§ Task goal:
Could you quote the shaving thread from "In the context" to "re-sell on ebay."?

§ Passage:
Yes, love the Gem SE. Maybe the best shavers out there short of straight edged.
   
  Hoffritz Slant is right there with it, though it takes a touch more care.
   
  KP


----------



## scuttle

Quote: 





proton007 said:


> I feel single edged razors cut better because they don't have a blade behind to irritate the skin. The feeling of it gliding is completely different in comparison to double/triple edged cartridges.


 
   
  In the context of the post you were replying, a "double edge" probably means what you think of as "single" - i.e. one blade edge on one side, one on the other. Not a cartridge.
   
  Re. the slants that post was about, I use a Merkur Slant (short handle, with Persona Lab prep blades - about as sharp as Feathers but much more consistent and smoother) and wouldn't use anything else now. They're not nearly as difficult as some people like to claim, and if you don't like a Slant it will easily re-sell on ebay.


----------



## LFF

I guess I'll have to give the SE's a try.
   
  I have three Gem SE's that have just been sitting there...all in mint condition. Never once tried them.

Source records
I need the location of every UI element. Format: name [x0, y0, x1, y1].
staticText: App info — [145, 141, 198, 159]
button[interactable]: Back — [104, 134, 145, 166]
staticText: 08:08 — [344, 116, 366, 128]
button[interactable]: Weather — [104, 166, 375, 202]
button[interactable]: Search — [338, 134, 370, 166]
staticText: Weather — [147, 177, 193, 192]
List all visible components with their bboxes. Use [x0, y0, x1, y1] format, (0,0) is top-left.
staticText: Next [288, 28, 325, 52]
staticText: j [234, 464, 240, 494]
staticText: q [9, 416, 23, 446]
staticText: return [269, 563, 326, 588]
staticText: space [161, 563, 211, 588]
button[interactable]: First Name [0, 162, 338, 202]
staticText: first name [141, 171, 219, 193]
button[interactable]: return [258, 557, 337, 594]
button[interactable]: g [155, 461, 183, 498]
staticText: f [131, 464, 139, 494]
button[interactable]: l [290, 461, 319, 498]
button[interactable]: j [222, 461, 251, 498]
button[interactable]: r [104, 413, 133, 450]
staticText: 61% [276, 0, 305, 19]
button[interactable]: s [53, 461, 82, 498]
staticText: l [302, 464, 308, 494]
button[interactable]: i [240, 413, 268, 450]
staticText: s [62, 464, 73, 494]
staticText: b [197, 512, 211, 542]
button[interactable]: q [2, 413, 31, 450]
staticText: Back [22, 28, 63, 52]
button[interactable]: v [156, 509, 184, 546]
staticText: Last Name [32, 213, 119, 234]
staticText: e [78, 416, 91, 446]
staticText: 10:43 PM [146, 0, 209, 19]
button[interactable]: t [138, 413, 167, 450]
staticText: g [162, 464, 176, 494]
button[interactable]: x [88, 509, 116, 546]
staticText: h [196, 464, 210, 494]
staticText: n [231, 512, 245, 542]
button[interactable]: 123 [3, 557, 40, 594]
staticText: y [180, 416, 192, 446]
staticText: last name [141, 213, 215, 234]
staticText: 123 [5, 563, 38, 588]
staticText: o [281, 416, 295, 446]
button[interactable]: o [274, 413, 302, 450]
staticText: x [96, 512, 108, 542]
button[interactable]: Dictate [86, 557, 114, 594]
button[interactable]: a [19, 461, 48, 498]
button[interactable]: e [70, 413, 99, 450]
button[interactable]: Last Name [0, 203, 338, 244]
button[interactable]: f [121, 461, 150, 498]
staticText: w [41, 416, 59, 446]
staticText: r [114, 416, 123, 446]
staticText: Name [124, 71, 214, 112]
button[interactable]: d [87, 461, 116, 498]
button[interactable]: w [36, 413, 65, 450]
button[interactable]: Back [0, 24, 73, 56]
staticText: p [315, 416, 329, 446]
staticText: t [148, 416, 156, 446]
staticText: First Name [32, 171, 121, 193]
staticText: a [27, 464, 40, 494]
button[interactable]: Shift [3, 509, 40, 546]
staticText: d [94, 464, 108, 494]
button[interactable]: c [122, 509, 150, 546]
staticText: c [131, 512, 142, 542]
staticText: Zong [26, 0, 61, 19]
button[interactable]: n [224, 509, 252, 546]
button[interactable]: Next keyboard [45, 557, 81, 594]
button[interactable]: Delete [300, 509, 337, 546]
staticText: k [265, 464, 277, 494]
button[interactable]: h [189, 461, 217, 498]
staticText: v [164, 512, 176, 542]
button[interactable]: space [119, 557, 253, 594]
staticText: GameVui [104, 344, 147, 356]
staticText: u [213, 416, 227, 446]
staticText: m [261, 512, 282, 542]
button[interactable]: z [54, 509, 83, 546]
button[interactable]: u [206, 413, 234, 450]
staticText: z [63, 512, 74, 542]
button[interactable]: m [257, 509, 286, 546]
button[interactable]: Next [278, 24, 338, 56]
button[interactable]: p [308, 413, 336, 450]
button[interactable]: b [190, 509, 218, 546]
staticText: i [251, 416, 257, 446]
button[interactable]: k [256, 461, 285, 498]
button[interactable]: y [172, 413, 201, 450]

§ Response to the task:
In the context of the post you were replying, a "double edge" probably means what you think of as "single" - i.e. one blade edge on one side, one on the other. Not a cartridge.
   
  Re. the slants that post was about, I use a Merkur Slant (short handle, with Persona Lab prep blades - about as sharp as Feathers but much more consistent and smoother) and wouldn't use anything else now. They're not nearly as difficult as some people like to claim, and if you don't like a Slant it will easily re-sell on ebay.